_Collected data_:

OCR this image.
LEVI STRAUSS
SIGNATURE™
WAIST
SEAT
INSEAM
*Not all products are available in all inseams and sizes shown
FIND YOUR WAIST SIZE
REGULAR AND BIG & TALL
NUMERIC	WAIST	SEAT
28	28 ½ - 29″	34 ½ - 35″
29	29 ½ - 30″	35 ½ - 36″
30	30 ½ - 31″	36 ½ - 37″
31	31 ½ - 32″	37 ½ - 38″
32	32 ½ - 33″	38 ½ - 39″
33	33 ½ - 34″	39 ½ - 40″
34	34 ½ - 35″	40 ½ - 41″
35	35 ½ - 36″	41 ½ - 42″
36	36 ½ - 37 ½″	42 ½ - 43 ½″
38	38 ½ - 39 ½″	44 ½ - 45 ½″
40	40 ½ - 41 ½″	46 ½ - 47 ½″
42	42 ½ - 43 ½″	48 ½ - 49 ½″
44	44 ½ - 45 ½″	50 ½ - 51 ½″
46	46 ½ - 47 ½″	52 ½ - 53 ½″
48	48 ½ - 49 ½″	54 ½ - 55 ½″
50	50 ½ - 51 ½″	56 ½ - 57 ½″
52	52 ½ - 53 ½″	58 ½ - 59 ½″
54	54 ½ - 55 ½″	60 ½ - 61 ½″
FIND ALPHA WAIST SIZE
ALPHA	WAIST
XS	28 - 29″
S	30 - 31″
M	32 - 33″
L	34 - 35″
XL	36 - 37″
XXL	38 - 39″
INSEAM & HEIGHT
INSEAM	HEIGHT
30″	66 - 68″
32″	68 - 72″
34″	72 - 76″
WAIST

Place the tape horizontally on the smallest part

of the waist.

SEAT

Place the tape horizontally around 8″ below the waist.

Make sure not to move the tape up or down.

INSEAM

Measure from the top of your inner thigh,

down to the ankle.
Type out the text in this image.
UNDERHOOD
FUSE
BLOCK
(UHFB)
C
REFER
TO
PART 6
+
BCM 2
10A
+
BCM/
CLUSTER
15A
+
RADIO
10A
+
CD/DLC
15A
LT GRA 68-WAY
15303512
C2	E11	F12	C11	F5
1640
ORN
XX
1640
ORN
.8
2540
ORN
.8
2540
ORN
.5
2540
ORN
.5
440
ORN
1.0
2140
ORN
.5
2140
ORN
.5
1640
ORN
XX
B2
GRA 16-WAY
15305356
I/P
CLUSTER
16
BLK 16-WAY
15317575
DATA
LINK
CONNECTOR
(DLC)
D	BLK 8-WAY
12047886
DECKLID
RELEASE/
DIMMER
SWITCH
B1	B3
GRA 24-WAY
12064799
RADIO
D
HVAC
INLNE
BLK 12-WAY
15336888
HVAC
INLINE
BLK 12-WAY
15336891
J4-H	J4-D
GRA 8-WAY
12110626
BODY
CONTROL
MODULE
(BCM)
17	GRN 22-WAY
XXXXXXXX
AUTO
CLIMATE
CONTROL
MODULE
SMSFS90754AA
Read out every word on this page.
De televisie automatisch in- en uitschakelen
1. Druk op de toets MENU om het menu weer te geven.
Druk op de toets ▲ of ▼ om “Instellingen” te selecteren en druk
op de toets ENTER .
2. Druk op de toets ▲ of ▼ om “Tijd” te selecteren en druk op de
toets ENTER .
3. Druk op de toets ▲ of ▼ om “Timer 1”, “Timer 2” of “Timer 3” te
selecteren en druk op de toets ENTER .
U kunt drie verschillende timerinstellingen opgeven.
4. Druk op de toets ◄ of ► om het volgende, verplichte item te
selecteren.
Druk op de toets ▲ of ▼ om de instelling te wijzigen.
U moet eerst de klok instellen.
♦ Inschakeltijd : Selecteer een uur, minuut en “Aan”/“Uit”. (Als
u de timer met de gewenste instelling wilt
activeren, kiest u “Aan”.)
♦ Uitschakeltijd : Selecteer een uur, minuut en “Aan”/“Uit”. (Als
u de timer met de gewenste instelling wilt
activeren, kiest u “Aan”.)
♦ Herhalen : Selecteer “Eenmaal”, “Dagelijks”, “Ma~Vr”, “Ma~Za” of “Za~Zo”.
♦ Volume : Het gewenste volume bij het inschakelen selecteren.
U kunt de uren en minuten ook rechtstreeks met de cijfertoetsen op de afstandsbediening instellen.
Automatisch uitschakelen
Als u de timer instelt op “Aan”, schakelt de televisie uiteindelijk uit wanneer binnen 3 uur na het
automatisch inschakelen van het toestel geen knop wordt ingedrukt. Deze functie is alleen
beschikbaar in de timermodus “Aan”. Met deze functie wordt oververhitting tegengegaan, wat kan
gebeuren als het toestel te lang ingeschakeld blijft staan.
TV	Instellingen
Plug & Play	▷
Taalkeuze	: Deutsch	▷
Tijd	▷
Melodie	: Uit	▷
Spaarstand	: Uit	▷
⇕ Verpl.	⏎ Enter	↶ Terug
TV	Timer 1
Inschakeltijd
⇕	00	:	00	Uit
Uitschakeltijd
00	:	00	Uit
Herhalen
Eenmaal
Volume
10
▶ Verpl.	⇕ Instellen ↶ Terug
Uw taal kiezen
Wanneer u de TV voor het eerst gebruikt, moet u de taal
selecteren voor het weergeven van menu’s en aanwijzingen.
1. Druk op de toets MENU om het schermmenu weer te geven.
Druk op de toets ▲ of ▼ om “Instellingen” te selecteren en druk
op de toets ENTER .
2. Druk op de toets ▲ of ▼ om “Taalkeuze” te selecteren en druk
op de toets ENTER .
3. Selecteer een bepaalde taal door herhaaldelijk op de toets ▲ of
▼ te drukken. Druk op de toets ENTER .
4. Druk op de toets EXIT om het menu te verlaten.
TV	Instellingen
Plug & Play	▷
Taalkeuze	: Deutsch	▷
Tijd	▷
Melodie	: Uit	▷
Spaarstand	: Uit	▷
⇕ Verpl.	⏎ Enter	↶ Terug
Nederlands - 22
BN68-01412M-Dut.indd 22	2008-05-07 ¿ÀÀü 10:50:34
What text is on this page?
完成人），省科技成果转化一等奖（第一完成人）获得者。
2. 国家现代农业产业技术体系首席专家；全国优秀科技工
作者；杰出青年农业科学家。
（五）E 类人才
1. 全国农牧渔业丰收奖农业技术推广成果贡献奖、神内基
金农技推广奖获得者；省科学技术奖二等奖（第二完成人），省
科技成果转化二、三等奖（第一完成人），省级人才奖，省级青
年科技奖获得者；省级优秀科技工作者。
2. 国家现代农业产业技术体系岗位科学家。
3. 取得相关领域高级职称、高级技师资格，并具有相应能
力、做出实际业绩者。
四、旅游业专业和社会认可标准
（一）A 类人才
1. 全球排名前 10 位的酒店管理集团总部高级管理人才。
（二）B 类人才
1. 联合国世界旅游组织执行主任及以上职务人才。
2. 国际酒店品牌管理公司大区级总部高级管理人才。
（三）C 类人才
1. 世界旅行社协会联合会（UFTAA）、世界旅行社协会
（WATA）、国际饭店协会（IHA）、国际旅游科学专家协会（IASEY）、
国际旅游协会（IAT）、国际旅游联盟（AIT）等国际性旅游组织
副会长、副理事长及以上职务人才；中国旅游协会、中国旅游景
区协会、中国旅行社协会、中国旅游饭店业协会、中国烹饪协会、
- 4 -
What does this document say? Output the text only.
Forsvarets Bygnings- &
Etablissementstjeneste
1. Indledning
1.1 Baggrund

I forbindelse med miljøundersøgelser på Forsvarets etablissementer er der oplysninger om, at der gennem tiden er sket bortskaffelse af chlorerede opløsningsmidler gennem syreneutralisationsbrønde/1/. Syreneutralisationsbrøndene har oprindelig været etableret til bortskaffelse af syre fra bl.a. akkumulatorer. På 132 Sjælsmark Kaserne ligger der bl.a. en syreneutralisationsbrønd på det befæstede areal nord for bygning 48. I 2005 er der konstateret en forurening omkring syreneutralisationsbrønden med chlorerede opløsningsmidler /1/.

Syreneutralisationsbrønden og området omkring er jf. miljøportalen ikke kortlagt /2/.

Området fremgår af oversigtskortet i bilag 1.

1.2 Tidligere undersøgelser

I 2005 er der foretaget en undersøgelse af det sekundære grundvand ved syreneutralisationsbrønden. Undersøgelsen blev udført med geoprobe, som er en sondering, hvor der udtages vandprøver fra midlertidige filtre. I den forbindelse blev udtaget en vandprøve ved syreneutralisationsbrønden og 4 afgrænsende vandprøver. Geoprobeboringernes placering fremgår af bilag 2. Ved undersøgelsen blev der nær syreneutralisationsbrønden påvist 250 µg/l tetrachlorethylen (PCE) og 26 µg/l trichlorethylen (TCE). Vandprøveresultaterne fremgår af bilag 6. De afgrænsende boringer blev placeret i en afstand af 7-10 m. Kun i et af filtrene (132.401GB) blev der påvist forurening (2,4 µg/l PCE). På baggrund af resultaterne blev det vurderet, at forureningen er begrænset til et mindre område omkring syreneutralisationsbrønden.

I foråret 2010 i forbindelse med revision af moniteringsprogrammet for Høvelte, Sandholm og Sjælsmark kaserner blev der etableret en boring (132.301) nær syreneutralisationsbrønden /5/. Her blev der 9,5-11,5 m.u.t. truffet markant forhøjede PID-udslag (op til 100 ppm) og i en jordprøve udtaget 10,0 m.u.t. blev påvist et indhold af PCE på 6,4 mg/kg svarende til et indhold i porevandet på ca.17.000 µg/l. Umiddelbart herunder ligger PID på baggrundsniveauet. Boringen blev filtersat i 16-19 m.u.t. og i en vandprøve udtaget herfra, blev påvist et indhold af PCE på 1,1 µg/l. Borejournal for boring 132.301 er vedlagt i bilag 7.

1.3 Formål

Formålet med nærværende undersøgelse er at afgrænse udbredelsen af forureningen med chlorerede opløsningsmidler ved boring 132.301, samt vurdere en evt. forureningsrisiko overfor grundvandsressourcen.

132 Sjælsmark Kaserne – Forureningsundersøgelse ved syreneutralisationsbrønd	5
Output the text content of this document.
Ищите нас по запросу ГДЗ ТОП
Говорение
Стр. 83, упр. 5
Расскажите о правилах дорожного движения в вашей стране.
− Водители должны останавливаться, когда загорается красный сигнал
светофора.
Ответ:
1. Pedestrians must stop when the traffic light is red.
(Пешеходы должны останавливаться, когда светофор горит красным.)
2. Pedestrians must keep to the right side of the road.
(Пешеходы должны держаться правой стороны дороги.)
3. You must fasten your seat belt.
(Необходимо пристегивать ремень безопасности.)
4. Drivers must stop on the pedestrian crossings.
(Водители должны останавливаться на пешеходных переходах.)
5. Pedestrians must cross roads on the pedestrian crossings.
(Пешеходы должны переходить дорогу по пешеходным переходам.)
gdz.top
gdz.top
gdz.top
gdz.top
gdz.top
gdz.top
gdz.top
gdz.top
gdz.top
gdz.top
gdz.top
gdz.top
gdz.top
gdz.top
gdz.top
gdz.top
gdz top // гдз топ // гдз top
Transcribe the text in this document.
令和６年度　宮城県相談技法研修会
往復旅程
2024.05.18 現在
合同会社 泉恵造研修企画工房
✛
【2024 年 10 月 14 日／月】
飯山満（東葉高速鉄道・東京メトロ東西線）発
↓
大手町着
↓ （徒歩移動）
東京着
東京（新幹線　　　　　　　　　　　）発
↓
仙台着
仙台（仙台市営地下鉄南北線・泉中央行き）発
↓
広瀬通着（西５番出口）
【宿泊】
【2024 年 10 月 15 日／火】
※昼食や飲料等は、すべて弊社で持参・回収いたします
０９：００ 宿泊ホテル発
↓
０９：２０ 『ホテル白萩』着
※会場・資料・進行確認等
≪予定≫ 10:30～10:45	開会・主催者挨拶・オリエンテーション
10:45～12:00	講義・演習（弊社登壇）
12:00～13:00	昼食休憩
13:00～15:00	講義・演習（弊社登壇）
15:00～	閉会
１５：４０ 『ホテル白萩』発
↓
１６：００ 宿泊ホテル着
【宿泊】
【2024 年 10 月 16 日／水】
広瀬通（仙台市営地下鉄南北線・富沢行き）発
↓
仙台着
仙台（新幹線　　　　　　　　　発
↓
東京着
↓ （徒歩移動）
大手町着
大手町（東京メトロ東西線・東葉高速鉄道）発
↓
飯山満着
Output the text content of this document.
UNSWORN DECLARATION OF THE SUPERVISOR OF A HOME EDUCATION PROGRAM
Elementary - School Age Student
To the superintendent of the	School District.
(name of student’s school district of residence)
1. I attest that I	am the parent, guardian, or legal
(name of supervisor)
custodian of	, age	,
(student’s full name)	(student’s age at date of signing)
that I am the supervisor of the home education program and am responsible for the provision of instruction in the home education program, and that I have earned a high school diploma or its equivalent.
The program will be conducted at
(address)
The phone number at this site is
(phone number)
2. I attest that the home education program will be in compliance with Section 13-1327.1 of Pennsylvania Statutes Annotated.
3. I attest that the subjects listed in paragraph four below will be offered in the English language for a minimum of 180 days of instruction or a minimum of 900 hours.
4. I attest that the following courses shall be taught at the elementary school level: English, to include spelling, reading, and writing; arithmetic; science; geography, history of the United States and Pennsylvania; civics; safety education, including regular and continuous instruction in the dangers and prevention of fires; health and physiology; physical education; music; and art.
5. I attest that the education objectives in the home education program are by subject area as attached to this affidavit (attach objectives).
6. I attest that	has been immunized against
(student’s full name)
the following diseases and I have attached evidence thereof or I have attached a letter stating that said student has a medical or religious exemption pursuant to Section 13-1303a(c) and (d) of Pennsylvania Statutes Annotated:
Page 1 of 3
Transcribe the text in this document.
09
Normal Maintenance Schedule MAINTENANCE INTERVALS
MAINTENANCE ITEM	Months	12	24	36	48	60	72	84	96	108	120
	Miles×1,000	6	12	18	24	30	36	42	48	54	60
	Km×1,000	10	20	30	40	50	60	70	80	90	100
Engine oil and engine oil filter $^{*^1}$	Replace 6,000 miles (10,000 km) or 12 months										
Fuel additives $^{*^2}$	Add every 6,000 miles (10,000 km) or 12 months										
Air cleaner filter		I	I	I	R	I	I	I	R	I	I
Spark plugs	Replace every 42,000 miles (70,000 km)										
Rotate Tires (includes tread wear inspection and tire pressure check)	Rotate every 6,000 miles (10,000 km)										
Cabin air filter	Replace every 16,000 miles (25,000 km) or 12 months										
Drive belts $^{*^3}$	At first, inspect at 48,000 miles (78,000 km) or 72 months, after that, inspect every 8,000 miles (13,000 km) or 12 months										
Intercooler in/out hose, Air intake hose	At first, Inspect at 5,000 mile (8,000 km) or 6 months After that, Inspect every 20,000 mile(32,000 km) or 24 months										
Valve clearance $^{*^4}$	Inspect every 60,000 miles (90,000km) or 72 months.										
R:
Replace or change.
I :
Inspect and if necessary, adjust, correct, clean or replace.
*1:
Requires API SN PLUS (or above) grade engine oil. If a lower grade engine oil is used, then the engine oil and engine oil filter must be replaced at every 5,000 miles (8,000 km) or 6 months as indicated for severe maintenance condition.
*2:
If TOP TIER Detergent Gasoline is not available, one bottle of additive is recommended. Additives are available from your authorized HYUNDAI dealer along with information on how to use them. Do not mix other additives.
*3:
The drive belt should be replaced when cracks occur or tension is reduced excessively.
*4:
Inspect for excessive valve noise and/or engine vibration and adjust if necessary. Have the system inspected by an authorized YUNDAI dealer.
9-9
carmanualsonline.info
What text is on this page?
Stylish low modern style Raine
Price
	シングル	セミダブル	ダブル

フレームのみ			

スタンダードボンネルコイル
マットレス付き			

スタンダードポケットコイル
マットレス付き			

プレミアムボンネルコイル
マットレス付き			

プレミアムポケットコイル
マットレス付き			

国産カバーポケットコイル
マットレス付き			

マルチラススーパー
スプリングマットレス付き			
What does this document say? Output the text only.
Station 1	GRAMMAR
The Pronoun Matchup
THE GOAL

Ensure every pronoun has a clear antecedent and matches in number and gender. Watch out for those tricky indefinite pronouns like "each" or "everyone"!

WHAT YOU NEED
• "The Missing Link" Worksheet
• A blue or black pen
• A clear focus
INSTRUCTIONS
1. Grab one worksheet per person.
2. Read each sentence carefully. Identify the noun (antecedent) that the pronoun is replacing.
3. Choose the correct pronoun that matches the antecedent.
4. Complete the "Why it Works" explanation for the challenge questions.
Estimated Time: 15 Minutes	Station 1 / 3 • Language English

_WHAT THIS TASK INVOLVES_:
Identify the lines that contain the string "additives", and copy every one of them.

_OUTPUT_:
Fuel additives $^{*^2}$	Add every 6,000 miles (10,000 km) or 12 months										
If TOP TIER Detergent Gasoline is not available, one bottle of additive is recommended. Additives are available from your authorized HYUNDAI dealer along with information on how to use them. Do not mix other additives.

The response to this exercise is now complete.